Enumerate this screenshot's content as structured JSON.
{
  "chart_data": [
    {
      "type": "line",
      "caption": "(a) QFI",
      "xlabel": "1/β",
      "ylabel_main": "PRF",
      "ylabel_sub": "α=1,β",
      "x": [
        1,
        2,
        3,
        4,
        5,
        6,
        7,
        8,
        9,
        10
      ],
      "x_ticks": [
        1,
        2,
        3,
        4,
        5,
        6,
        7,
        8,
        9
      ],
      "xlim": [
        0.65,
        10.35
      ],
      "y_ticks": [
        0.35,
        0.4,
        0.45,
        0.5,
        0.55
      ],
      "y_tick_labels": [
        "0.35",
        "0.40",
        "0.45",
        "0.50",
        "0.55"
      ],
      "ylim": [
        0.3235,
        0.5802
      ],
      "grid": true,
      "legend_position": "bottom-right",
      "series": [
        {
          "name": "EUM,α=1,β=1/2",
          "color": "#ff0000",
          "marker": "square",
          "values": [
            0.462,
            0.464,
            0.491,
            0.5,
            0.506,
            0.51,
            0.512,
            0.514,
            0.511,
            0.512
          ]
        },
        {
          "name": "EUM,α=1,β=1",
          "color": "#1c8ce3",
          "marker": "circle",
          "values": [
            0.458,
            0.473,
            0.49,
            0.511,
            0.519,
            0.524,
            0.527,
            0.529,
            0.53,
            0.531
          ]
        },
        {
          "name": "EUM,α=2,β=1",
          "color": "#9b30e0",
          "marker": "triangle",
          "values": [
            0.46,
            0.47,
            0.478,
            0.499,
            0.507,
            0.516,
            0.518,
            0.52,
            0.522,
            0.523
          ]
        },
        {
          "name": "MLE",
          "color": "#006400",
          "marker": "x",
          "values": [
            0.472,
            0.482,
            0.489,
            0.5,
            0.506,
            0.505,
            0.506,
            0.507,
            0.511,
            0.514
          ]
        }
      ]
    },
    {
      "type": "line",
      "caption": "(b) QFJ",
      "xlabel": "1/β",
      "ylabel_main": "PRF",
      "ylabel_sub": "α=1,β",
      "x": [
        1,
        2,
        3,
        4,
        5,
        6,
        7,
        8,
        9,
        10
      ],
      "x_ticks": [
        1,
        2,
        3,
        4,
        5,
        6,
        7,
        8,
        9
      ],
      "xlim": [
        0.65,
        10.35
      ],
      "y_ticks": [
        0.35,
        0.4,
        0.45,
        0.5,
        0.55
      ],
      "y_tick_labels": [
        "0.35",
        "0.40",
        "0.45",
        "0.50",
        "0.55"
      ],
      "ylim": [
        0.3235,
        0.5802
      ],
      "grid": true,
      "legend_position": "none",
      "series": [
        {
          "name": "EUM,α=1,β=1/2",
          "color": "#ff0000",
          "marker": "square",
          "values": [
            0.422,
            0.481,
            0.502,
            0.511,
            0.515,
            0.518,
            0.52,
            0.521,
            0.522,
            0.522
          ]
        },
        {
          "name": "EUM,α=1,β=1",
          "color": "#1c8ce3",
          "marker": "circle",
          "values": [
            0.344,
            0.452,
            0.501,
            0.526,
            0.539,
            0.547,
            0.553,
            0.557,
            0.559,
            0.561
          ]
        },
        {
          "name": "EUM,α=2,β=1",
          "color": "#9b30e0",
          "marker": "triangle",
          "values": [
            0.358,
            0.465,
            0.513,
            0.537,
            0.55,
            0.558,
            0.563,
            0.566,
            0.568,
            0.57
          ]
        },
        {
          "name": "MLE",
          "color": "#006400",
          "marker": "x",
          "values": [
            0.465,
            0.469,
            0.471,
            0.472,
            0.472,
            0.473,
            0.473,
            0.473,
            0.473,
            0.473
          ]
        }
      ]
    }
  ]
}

------------------------------------------------------------

Write every record out again, unaltered.

- _Written solution_:
Enumerate this screenshot's content as structured JSON.
{
  "chart_data": [
    {
      "type": "line",
      "caption": "(a) QFI",
      "xlabel": "1/β",
      "ylabel_main": "PRF",
      "ylabel_sub": "α=1,β",
      "x": [
        1,
        2,
        3,
        4,
        5,
        6,
        7,
        8,
        9,
        10
      ],
      "x_ticks": [
        1,
        2,
        3,
        4,
        5,
        6,
        7,
        8,
        9
      ],
      "xlim": [
        0.65,
        10.35
      ],
      "y_ticks": [
        0.35,
        0.4,
        0.45,
        0.5,
        0.55
      ],
      "y_tick_labels": [
        "0.35",
        "0.40",
        "0.45",
        "0.50",
        "0.55"
      ],
      "ylim": [
        0.3235,
        0.5802
      ],
      "grid": true,
      "legend_position": "bottom-right",
      "series": [
        {
          "name": "EUM,α=1,β=1/2",
          "color": "#ff0000",
          "marker": "square",
          "values": [
            0.462,
            0.464,
            0.491,
            0.5,
            0.506,
            0.51,
            0.512,
            0.514,
            0.511,
            0.512
          ]
        },
        {
          "name": "EUM,α=1,β=1",
          "color": "#1c8ce3",
          "marker": "circle",
          "values": [
            0.458,
            0.473,
            0.49,
            0.511,
            0.519,
            0.524,
            0.527,
            0.529,
            0.53,
            0.531
          ]
        },
        {
          "name": "EUM,α=2,β=1",
          "color": "#9b30e0",
          "marker": "triangle",
          "values": [
            0.46,
            0.47,
            0.478,
            0.499,
            0.507,
            0.516,
            0.518,
            0.52,
            0.522,
            0.523
          ]
        },
        {
          "name": "MLE",
          "color": "#006400",
          "marker": "x",
          "values": [
            0.472,
            0.482,
            0.489,
            0.5,
            0.506,
            0.505,
            0.506,
            0.507,
            0.511,
            0.514
          ]
        }
      ]
    },
    {
      "type": "line",
      "caption": "(b) QFJ",
      "xlabel": "1/β",
      "ylabel_main": "PRF",
      "ylabel_sub": "α=1,β",
      "x": [
        1,
        2,
        3,
        4,
        5,
        6,
        7,
        8,
        9,
        10
      ],
      "x_ticks": [
        1,
        2,
        3,
        4,
        5,
        6,
        7,
        8,
        9
      ],
      "xlim": [
        0.65,
        10.35
      ],
      "y_ticks": [
        0.35,
        0.4,
        0.45,
        0.5,
        0.55
      ],
      "y_tick_labels": [
        "0.35",
        "0.40",
        "0.45",
        "0.50",
        "0.55"
      ],
      "ylim": [
        0.3235,
        0.5802
      ],
      "grid": true,
      "legend_position": "none",
      "series": [
        {
          "name": "EUM,α=1,β=1/2",
          "color": "#ff0000",
          "marker": "square",
          "values": [
            0.422,
            0.481,
            0.502,
            0.511,
            0.515,
            0.518,
            0.52,
            0.521,
            0.522,
            0.522
          ]
        },
        {
          "name": "EUM,α=1,β=1",
          "color": "#1c8ce3",
          "marker": "circle",
          "values": [
            0.344,
            0.452,
            0.501,
            0.526,
            0.539,
            0.547,
            0.553,
            0.557,
            0.559,
            0.561
          ]
        },
        {
          "name": "EUM,α=2,β=1",
          "color": "#9b30e0",
          "marker": "triangle",
          "values": [
            0.358,
            0.465,
            0.513,
            0.537,
            0.55,
            0.558,
            0.563,
            0.566,
            0.568,
            0.57
          ]
        },
        {
          "name": "MLE",
          "color": "#006400",
          "marker": "x",
          "values": [
            0.465,
            0.469,
            0.471,
            0.472,
            0.472,
            0.473,
            0.473,
            0.473,
            0.473,
            0.473
          ]
        }
      ]
    }
  ]
}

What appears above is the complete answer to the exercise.